> [TASK GOAL]: Copy out each line of the material below that holds the string "image".

— Start of MATERIAL PROVIDED —

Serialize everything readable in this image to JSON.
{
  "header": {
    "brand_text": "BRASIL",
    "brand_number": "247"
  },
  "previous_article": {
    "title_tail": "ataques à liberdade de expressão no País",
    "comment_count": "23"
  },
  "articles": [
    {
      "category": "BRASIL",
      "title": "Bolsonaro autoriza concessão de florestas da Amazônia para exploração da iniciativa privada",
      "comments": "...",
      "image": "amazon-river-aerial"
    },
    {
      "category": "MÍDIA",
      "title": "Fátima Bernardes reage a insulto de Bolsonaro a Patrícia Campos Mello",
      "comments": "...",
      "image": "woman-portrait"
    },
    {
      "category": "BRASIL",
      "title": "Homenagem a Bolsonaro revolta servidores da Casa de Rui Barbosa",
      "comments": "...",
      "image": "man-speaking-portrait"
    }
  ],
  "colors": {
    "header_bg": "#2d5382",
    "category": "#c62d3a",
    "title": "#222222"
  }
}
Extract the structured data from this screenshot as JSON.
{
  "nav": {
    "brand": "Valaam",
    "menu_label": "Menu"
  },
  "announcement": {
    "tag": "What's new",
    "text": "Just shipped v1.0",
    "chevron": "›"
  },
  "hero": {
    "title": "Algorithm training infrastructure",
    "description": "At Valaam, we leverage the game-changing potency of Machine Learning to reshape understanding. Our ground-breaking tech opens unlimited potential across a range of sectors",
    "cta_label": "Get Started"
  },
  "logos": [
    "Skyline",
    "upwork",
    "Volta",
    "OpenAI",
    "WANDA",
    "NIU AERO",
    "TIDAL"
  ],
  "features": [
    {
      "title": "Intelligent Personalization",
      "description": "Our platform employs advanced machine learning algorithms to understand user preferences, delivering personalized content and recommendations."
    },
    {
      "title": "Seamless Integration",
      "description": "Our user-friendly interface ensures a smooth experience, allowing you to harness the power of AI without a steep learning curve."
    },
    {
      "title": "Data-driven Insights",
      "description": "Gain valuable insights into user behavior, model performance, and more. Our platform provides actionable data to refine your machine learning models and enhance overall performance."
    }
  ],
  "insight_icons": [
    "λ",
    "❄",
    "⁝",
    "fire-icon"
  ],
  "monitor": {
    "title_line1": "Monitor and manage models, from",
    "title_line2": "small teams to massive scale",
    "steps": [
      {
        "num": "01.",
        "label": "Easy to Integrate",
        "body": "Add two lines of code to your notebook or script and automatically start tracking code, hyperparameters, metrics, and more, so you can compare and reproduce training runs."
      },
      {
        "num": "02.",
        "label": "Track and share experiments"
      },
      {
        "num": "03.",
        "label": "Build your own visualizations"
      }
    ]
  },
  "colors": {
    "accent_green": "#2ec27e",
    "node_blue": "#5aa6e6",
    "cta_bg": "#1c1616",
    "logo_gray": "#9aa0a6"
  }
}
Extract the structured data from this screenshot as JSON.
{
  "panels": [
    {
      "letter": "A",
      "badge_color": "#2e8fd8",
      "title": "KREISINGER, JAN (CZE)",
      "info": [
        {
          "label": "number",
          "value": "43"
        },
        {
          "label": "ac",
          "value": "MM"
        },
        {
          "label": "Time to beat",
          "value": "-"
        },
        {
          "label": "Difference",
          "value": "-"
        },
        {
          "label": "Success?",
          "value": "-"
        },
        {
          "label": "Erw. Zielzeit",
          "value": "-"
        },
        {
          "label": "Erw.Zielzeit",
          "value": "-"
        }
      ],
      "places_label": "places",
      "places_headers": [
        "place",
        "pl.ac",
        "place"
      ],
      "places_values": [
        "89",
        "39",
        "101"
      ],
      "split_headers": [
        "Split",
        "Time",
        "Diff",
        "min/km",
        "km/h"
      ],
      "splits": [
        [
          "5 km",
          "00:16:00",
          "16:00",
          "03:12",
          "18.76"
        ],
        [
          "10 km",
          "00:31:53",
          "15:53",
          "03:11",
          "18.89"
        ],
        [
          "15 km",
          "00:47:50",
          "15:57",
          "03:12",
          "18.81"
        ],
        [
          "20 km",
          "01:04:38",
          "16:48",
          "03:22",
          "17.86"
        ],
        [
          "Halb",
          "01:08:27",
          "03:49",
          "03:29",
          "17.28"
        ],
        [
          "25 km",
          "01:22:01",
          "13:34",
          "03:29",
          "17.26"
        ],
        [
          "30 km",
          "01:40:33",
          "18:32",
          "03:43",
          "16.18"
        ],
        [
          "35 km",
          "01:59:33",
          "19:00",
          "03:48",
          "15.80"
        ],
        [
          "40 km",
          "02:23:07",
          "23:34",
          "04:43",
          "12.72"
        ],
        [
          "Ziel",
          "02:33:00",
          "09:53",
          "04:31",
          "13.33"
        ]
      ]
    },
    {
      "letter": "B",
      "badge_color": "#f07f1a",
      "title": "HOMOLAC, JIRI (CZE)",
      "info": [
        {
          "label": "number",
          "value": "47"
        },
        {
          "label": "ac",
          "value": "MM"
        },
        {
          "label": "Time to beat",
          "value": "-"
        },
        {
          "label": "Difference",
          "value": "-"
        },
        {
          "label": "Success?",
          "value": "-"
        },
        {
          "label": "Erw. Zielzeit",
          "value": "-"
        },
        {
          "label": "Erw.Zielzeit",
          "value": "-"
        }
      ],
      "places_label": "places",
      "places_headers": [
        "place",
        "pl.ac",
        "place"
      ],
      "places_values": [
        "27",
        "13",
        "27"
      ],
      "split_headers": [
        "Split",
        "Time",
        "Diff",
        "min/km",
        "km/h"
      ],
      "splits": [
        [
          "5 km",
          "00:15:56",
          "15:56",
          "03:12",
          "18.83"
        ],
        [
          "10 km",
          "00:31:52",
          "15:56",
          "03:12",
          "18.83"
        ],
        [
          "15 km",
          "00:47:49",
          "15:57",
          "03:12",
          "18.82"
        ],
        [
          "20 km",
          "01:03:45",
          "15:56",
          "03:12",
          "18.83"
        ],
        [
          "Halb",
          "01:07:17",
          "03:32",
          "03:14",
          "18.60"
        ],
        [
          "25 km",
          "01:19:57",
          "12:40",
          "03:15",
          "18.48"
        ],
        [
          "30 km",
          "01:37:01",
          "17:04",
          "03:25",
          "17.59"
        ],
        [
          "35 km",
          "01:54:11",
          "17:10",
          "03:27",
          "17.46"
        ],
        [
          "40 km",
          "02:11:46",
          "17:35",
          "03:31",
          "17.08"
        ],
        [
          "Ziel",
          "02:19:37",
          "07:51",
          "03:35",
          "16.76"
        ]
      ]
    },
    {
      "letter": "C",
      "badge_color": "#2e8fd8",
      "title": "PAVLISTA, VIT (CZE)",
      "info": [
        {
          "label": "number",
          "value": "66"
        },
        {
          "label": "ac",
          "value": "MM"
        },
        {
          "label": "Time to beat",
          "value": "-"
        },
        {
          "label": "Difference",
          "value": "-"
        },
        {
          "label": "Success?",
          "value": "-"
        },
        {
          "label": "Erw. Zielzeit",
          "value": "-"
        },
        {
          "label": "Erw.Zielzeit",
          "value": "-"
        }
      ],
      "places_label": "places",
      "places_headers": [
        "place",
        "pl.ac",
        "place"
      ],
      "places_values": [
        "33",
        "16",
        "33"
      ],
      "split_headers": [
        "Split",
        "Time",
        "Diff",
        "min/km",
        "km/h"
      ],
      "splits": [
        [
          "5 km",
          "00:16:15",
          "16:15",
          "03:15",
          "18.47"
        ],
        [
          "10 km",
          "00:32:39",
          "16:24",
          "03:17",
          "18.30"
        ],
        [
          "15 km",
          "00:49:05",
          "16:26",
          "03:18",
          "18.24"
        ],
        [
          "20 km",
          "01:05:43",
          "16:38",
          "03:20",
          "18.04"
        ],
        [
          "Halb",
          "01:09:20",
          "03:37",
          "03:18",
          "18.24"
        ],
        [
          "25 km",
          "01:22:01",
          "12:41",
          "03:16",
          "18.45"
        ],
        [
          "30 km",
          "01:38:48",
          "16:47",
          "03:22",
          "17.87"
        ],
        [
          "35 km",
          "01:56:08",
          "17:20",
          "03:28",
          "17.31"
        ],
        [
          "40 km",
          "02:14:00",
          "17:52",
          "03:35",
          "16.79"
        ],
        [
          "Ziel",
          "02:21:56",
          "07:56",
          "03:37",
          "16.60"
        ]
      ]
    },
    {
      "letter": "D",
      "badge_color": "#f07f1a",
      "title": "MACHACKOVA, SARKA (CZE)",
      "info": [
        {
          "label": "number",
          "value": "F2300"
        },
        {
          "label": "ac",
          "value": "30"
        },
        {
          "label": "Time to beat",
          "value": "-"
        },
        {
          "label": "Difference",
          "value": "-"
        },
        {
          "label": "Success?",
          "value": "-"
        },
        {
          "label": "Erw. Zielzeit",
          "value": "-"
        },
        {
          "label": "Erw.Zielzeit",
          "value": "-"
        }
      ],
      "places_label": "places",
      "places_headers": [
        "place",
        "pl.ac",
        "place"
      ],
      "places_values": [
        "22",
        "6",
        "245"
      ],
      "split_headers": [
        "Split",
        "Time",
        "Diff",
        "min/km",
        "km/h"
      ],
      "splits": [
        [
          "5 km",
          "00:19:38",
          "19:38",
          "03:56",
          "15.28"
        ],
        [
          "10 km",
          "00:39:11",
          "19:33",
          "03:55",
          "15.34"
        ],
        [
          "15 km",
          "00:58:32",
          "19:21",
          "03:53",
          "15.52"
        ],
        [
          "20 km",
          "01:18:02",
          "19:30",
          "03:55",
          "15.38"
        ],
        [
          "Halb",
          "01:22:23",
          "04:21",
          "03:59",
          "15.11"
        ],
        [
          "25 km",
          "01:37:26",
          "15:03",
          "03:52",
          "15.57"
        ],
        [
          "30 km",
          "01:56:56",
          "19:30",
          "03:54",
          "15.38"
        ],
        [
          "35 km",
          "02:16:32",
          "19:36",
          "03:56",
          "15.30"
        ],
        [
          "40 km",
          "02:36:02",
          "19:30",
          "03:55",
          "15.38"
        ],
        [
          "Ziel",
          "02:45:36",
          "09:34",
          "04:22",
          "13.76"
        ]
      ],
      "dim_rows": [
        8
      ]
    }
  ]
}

— End of MATERIAL PROVIDED —

> [RESPONSE]:
Serialize everything readable in this image to JSON.
      "image": "amazon-river-aerial"
      "image": "woman-portrait"
      "image": "man-speaking-portrait"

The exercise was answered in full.